■ The task:
In the passage on NATO and China, what did Blinken promise European allies about China?

■ Text to read:
══════════

Fresh from Anchorage, Secretary of State Antony Blinken travelled to Brussels on March 22-25 to participate in the NATO Foreign Ministerial with a purposive agenda. The state department readout also said, “NATO leaders are actively considering the security implications of China’s aggressive and coercive behaviour. Beijing is investing in infrastructure in Europe, while at the same time building up its military and expanding its footprint in cyberspace, the Arctic, and in areas that directly affect Transatlantic security, including the Middle East and Africa.”
However, the NATO statement after the Ministerial didn’t contain a word on China. Equally, Biden’s remarks at the European Council Summit on March 25 were far from China-centric. The point is, China is another “undercurrent of tension” today in the transatlantic relationship. The Times reported from Brussels, “European allies are reluctant to be pushed into an American-led confrontation with China… Blinken promised that “the United States won’t force our allies into an ‘us-or-them’ choice with China.”
Indeed, while proceeding to Brussels, British Foreign Secretary Dominic Raab could already foresee that China wasn’t actually the bee in the NATO bonnet but the Russian threat. Suffice to say, when Charles de Gaulle, the flagship of the French Navy, or HMS Queen Elizabeth, Britain’s newest 65,000-ton carrier, appear in the Indian Ocean or sail through Straits of Malacca, a sense of equanimity is needed.

══════════

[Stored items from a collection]
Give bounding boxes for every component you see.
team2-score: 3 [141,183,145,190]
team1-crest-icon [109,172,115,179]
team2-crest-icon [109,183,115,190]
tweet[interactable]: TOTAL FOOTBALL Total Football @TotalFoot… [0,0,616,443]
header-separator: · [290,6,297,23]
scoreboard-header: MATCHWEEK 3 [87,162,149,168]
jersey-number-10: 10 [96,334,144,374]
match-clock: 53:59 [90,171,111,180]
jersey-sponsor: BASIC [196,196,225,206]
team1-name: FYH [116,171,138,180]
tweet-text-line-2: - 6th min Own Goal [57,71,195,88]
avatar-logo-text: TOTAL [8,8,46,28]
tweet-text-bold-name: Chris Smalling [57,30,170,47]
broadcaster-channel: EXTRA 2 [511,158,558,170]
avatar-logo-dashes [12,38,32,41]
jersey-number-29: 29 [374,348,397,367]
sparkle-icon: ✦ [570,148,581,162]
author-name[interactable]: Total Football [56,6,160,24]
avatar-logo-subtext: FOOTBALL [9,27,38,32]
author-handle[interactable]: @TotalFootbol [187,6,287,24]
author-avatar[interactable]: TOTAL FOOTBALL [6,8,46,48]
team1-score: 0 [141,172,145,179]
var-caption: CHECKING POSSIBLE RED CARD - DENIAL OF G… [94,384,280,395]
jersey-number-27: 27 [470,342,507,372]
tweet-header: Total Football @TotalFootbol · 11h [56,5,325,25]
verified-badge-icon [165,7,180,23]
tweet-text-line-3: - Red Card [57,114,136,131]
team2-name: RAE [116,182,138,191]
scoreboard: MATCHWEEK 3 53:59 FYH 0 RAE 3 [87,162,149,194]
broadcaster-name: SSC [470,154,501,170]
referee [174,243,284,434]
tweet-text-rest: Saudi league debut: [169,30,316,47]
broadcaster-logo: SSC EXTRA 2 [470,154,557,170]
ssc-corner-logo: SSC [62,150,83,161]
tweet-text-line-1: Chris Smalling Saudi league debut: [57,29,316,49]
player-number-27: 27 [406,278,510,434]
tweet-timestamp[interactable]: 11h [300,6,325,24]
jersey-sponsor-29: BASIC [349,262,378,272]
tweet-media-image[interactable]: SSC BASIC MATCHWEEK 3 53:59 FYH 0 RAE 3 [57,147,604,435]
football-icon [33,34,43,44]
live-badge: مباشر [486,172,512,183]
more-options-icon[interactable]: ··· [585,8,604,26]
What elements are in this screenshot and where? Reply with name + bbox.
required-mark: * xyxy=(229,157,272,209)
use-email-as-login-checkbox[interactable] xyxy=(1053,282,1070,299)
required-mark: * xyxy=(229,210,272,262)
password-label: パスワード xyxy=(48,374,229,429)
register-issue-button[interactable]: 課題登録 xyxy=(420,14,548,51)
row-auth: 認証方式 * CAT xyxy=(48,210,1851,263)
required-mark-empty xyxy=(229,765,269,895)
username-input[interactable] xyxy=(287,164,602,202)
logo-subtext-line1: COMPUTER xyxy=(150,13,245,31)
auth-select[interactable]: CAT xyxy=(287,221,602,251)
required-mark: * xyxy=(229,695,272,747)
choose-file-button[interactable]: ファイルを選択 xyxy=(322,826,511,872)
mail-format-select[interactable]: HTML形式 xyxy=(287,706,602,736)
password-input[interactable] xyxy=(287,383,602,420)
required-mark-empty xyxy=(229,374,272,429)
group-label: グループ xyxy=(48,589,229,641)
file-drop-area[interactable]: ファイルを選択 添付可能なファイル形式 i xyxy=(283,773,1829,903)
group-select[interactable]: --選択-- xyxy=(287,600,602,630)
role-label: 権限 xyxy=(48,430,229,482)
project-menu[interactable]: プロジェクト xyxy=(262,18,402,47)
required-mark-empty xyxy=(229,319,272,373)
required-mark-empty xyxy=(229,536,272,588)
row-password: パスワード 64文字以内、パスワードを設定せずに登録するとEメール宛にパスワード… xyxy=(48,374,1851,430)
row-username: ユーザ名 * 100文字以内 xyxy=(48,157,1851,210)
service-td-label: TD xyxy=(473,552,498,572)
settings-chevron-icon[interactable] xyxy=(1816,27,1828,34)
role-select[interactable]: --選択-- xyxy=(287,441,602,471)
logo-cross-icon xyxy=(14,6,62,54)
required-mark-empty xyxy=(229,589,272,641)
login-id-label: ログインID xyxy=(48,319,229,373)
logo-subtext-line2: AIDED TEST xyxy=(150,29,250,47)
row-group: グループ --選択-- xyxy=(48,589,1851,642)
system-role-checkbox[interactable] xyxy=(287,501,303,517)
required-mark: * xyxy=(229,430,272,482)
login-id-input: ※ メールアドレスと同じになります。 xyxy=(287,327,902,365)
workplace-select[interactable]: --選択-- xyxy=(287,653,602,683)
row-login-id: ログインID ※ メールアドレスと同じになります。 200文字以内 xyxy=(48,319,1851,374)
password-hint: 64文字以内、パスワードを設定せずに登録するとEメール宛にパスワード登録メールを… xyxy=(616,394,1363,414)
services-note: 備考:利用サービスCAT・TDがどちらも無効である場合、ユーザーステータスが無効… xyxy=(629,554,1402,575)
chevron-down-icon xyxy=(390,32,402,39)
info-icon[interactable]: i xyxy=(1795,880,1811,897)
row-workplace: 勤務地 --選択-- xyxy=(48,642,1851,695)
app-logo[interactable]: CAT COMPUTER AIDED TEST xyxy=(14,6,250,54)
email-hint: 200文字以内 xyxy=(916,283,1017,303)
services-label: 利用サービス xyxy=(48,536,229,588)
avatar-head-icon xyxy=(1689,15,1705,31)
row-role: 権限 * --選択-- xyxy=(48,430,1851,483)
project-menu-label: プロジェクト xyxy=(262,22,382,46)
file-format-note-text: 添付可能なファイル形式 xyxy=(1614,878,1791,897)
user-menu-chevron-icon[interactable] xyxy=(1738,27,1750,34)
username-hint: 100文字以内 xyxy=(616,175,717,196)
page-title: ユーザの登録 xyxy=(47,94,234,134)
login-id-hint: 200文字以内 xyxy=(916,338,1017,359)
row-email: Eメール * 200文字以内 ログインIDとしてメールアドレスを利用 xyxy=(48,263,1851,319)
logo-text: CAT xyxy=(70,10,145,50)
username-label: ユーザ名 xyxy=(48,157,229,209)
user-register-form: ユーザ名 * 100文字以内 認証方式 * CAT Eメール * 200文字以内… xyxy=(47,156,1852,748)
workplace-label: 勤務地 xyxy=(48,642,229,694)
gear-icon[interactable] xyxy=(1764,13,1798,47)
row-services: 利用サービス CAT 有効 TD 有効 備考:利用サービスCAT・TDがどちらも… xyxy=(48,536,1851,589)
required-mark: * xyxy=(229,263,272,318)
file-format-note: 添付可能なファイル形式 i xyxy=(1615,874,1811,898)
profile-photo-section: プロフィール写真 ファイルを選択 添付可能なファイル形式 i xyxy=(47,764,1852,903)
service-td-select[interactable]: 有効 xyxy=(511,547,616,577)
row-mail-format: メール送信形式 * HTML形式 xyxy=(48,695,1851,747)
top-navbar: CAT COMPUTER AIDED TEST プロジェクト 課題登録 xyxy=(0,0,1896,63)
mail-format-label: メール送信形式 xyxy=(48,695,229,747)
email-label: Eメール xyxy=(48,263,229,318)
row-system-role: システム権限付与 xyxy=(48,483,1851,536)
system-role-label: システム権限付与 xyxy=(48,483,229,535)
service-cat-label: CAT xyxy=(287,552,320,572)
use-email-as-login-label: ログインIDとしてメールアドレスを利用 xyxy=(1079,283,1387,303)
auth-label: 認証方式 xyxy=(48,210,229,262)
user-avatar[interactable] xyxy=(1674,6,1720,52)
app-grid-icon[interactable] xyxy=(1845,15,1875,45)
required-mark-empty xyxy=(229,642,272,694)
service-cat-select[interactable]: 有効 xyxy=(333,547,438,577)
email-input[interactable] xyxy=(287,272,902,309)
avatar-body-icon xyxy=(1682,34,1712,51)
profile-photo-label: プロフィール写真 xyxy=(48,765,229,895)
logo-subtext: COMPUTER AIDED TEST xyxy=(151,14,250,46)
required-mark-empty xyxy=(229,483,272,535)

══════════

■ The response:
He promised that the United States would not force its allies into an "us-or-them" choice with China.